• [Figure record listings]
%%
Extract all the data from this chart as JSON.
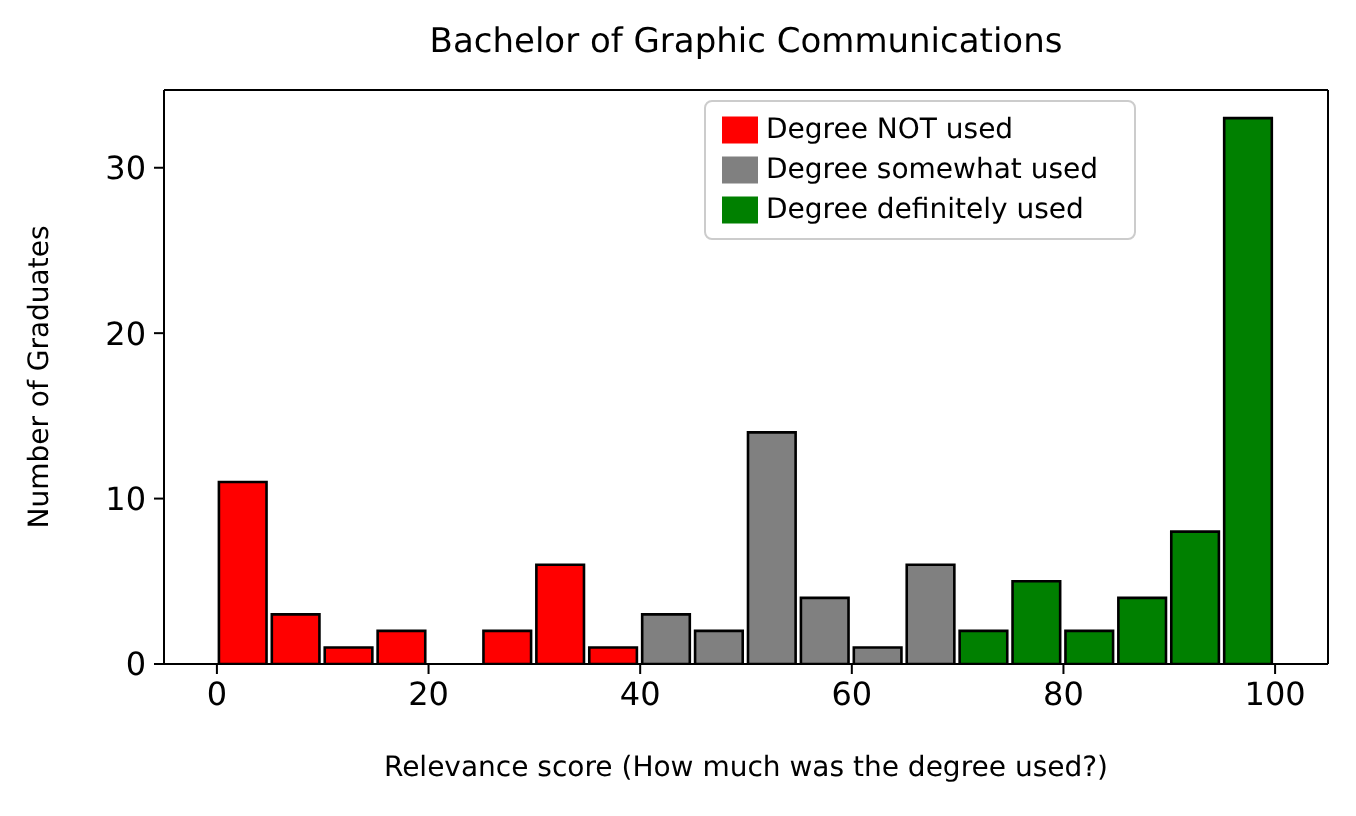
{
  "chart_data": {
    "type": "histogram",
    "title": "Bachelor of Graphic Communications",
    "xlabel": "Relevance score (How much was the degree used?)",
    "ylabel": "Number of Graduates",
    "bins": [
      0,
      5,
      10,
      15,
      20,
      25,
      30,
      35,
      40,
      45,
      50,
      55,
      60,
      65,
      70,
      75,
      80,
      85,
      90,
      95,
      100
    ],
    "series": [
      {
        "name": "Degree NOT used",
        "color": "#ff0000",
        "values": [
          11,
          3,
          1,
          2,
          0,
          2,
          6,
          1,
          null,
          null,
          null,
          null,
          null,
          null,
          null,
          null,
          null,
          null,
          null,
          null
        ]
      },
      {
        "name": "Degree somewhat used",
        "color": "#808080",
        "values": [
          null,
          null,
          null,
          null,
          null,
          null,
          null,
          null,
          3,
          2,
          14,
          4,
          1,
          6,
          null,
          null,
          null,
          null,
          null,
          null
        ]
      },
      {
        "name": "Degree definitely used",
        "color": "#008000",
        "values": [
          null,
          null,
          null,
          null,
          null,
          null,
          null,
          null,
          null,
          null,
          null,
          null,
          null,
          null,
          2,
          5,
          2,
          4,
          8,
          33
        ]
      }
    ],
    "xlim": [
      -5,
      105
    ],
    "xticks": [
      0,
      20,
      40,
      60,
      80,
      100
    ],
    "ylim": [
      0,
      34.7
    ],
    "yticks": [
      0,
      10,
      20,
      30
    ],
    "legend": "top right"
  }
}
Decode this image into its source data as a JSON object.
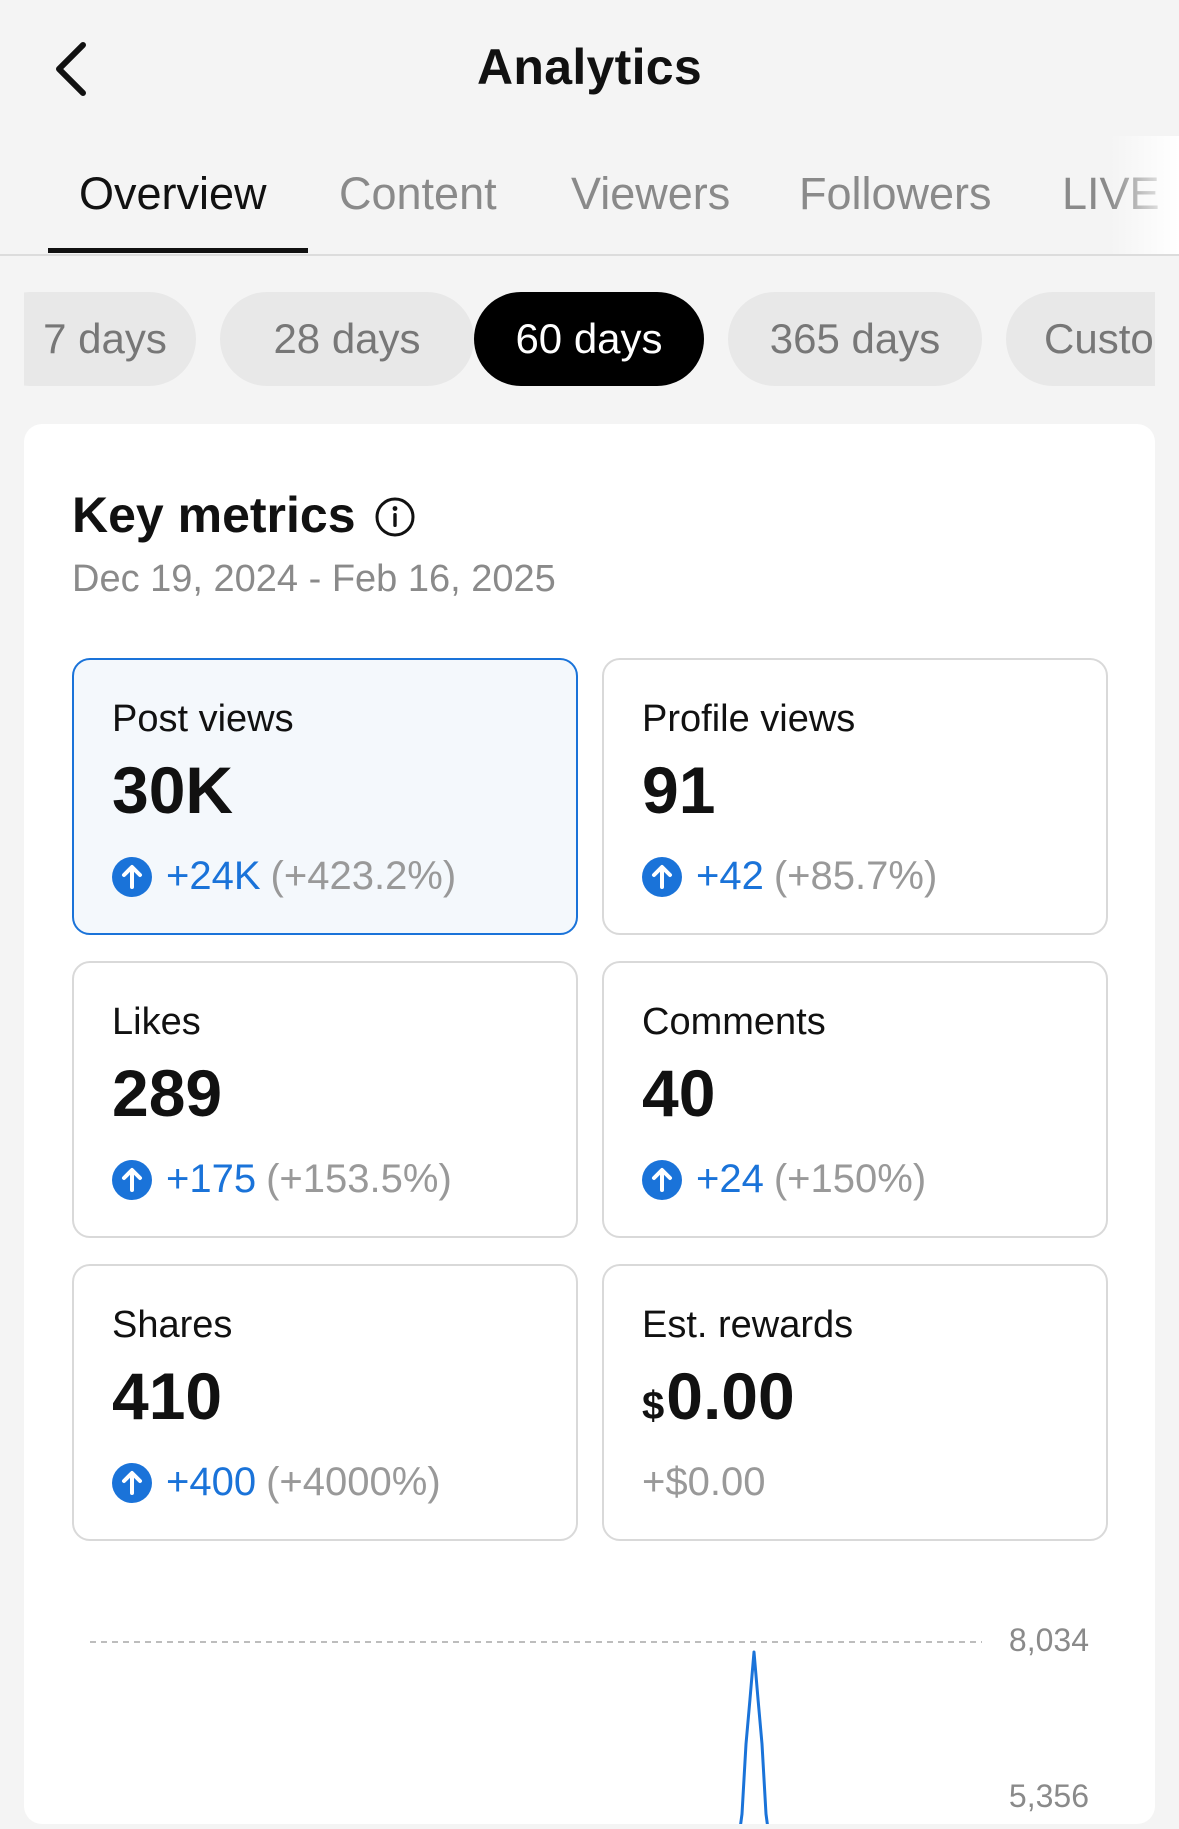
{
  "header": {
    "title": "Analytics"
  },
  "tabs": [
    {
      "label": "Overview",
      "active": true
    },
    {
      "label": "Content",
      "active": false
    },
    {
      "label": "Viewers",
      "active": false
    },
    {
      "label": "Followers",
      "active": false
    },
    {
      "label": "LIVE",
      "active": false
    }
  ],
  "periods": [
    {
      "label": "7 days",
      "active": false
    },
    {
      "label": "28 days",
      "active": false
    },
    {
      "label": "60 days",
      "active": true
    },
    {
      "label": "365 days",
      "active": false
    },
    {
      "label": "Custo",
      "active": false
    }
  ],
  "key_metrics": {
    "title": "Key metrics",
    "date_range": "Dec 19, 2024 - Feb 16, 2025",
    "metrics": [
      {
        "label": "Post views",
        "value": "30K",
        "delta": "+24K",
        "pct": "(+423.2%)",
        "selected": true
      },
      {
        "label": "Profile views",
        "value": "91",
        "delta": "+42",
        "pct": "(+85.7%)"
      },
      {
        "label": "Likes",
        "value": "289",
        "delta": "+175",
        "pct": "(+153.5%)"
      },
      {
        "label": "Comments",
        "value": "40",
        "delta": "+24",
        "pct": "(+150%)"
      },
      {
        "label": "Shares",
        "value": "410",
        "delta": "+400",
        "pct": "(+4000%)"
      },
      {
        "label": "Est. rewards",
        "currency": "$",
        "value": "0.00",
        "delta": "+$0.00"
      }
    ]
  },
  "chart": {
    "y_ticks": [
      "8,034",
      "5,356"
    ]
  },
  "chart_data": {
    "type": "line",
    "title": "",
    "xlabel": "",
    "ylabel": "",
    "y_ticks": [
      8034,
      5356
    ],
    "series": [
      {
        "values": [
          5356,
          8034,
          5356
        ]
      }
    ]
  },
  "colors": {
    "accent": "#1a73d9",
    "active_pill": "#000000",
    "muted_text": "#8a8a8a",
    "background": "#f4f4f4"
  }
}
%%
Exact duplication of all the records is required; pictures are omitted from the copy.

• [Output of the task]
Extract all the data from this chart as JSON.
{
  "chart_data": {
    "type": "histogram",
    "title": "Bachelor of Graphic Communications",
    "xlabel": "Relevance score (How much was the degree used?)",
    "ylabel": "Number of Graduates",
    "bins": [
      0,
      5,
      10,
      15,
      20,
      25,
      30,
      35,
      40,
      45,
      50,
      55,
      60,
      65,
      70,
      75,
      80,
      85,
      90,
      95,
      100
    ],
    "series": [
      {
        "name": "Degree NOT used",
        "color": "#ff0000",
        "values": [
          11,
          3,
          1,
          2,
          0,
          2,
          6,
          1,
          null,
          null,
          null,
          null,
          null,
          null,
          null,
          null,
          null,
          null,
          null,
          null
        ]
      },
      {
        "name": "Degree somewhat used",
        "color": "#808080",
        "values": [
          null,
          null,
          null,
          null,
          null,
          null,
          null,
          null,
          3,
          2,
          14,
          4,
          1,
          6,
          null,
          null,
          null,
          null,
          null,
          null
        ]
      },
      {
        "name": "Degree definitely used",
        "color": "#008000",
        "values": [
          null,
          null,
          null,
          null,
          null,
          null,
          null,
          null,
          null,
          null,
          null,
          null,
          null,
          null,
          2,
          5,
          2,
          4,
          8,
          33
        ]
      }
    ],
    "xlim": [
      -5,
      105
    ],
    "xticks": [
      0,
      20,
      40,
      60,
      80,
      100
    ],
    "ylim": [
      0,
      34.7
    ],
    "yticks": [
      0,
      10,
      20,
      30
    ],
    "legend": "top right"
  }
}
Decode this image into its source data as a JSON object.
{
  "header": {
    "title": "Analytics"
  },
  "tabs": [
    {
      "label": "Overview",
      "active": true
    },
    {
      "label": "Content",
      "active": false
    },
    {
      "label": "Viewers",
      "active": false
    },
    {
      "label": "Followers",
      "active": false
    },
    {
      "label": "LIVE",
      "active": false
    }
  ],
  "periods": [
    {
      "label": "7 days",
      "active": false
    },
    {
      "label": "28 days",
      "active": false
    },
    {
      "label": "60 days",
      "active": true
    },
    {
      "label": "365 days",
      "active": false
    },
    {
      "label": "Custo",
      "active": false
    }
  ],
  "key_metrics": {
    "title": "Key metrics",
    "date_range": "Dec 19, 2024 - Feb 16, 2025",
    "metrics": [
      {
        "label": "Post views",
        "value": "30K",
        "delta": "+24K",
        "pct": "(+423.2%)",
        "selected": true
      },
      {
        "label": "Profile views",
        "value": "91",
        "delta": "+42",
        "pct": "(+85.7%)"
      },
      {
        "label": "Likes",
        "value": "289",
        "delta": "+175",
        "pct": "(+153.5%)"
      },
      {
        "label": "Comments",
        "value": "40",
        "delta": "+24",
        "pct": "(+150%)"
      },
      {
        "label": "Shares",
        "value": "410",
        "delta": "+400",
        "pct": "(+4000%)"
      },
      {
        "label": "Est. rewards",
        "currency": "$",
        "value": "0.00",
        "delta": "+$0.00"
      }
    ]
  },
  "chart": {
    "y_ticks": [
      "8,034",
      "5,356"
    ]
  },
  "chart_data": {
    "type": "line",
    "title": "",
    "xlabel": "",
    "ylabel": "",
    "y_ticks": [
      8034,
      5356
    ],
    "series": [
      {
        "values": [
          5356,
          8034,
          5356
        ]
      }
    ]
  },
  "colors": {
    "accent": "#1a73d9",
    "active_pill": "#000000",
    "muted_text": "#8a8a8a",
    "background": "#f4f4f4"
  }
}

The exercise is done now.